▶ _WORK TO COMPLETE_
Tell how many lines have the string "ffffff" in them, and write nothing besides the number.
--- Start of EXTRACTED MATERIAL ---
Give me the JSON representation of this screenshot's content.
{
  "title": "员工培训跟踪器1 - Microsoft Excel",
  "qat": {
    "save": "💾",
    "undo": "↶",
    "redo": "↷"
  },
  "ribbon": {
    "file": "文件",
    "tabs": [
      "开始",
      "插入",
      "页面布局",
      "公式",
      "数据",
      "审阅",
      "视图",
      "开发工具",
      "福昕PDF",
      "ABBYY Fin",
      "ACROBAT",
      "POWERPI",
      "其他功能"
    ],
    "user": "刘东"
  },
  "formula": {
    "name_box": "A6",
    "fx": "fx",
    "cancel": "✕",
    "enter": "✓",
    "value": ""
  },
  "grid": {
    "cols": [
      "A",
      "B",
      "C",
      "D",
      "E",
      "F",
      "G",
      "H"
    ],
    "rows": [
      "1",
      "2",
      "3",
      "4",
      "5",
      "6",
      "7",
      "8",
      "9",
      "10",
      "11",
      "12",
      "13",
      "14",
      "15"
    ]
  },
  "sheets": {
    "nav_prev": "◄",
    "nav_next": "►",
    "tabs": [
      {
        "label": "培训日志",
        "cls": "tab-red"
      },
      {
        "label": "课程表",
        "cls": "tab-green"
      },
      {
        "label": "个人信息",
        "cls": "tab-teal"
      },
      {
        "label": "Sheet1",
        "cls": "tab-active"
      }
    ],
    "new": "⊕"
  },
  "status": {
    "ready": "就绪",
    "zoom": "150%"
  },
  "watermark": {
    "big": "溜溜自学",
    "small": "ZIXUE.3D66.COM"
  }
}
--- End of EXTRACTED MATERIAL ---
--- Start of EXTRACTED MATERIAL ---
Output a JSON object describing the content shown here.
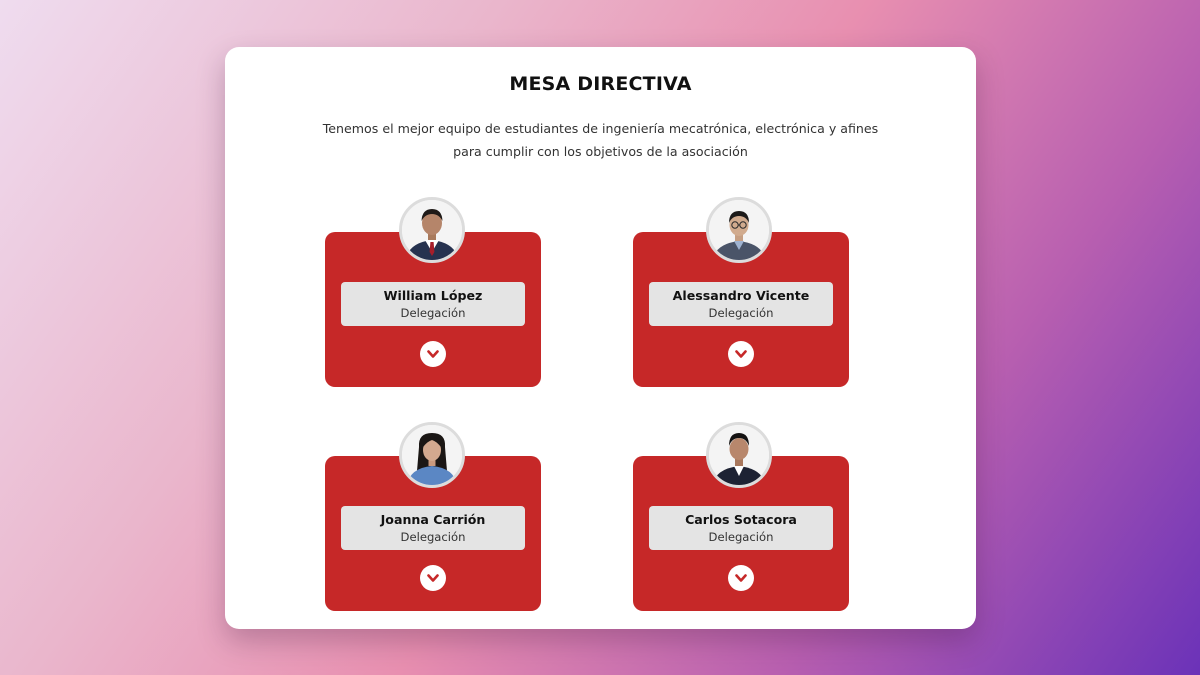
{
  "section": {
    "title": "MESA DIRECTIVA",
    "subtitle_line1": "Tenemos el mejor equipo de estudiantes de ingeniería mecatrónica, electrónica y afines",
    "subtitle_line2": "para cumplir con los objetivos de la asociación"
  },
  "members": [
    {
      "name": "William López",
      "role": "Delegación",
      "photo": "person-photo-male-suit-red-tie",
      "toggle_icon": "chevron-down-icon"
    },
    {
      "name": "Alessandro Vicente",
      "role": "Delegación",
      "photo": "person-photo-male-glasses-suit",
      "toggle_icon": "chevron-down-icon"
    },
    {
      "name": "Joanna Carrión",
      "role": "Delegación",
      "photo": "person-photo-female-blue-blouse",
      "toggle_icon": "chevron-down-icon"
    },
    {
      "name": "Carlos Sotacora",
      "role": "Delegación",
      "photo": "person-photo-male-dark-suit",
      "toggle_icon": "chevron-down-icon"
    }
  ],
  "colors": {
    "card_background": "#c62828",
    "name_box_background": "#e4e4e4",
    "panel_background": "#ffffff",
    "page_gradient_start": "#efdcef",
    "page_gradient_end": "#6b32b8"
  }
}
--- End of EXTRACTED MATERIAL ---
--- Start of EXTRACTED MATERIAL ---
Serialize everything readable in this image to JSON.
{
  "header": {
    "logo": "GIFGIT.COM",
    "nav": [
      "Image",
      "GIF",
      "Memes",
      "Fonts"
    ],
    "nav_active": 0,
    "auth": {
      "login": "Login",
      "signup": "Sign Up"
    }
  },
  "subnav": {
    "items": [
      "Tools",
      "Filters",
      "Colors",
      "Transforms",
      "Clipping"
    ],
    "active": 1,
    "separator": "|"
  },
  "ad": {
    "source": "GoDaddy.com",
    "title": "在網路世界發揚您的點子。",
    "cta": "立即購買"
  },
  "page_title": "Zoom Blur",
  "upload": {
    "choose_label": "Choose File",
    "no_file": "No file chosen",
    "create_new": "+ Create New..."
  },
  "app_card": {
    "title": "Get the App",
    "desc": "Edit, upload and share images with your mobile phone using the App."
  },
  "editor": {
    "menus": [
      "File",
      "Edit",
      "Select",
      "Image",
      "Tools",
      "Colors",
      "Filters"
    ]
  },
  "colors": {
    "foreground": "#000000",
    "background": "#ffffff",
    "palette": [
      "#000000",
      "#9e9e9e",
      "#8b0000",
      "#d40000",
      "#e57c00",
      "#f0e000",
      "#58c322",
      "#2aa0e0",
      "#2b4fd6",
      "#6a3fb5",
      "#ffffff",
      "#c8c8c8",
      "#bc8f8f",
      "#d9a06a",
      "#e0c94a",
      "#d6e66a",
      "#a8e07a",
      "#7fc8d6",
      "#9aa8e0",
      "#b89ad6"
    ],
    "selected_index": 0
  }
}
--- End of EXTRACTED MATERIAL ---
▶ _RESULT FOR THIS TASK_
3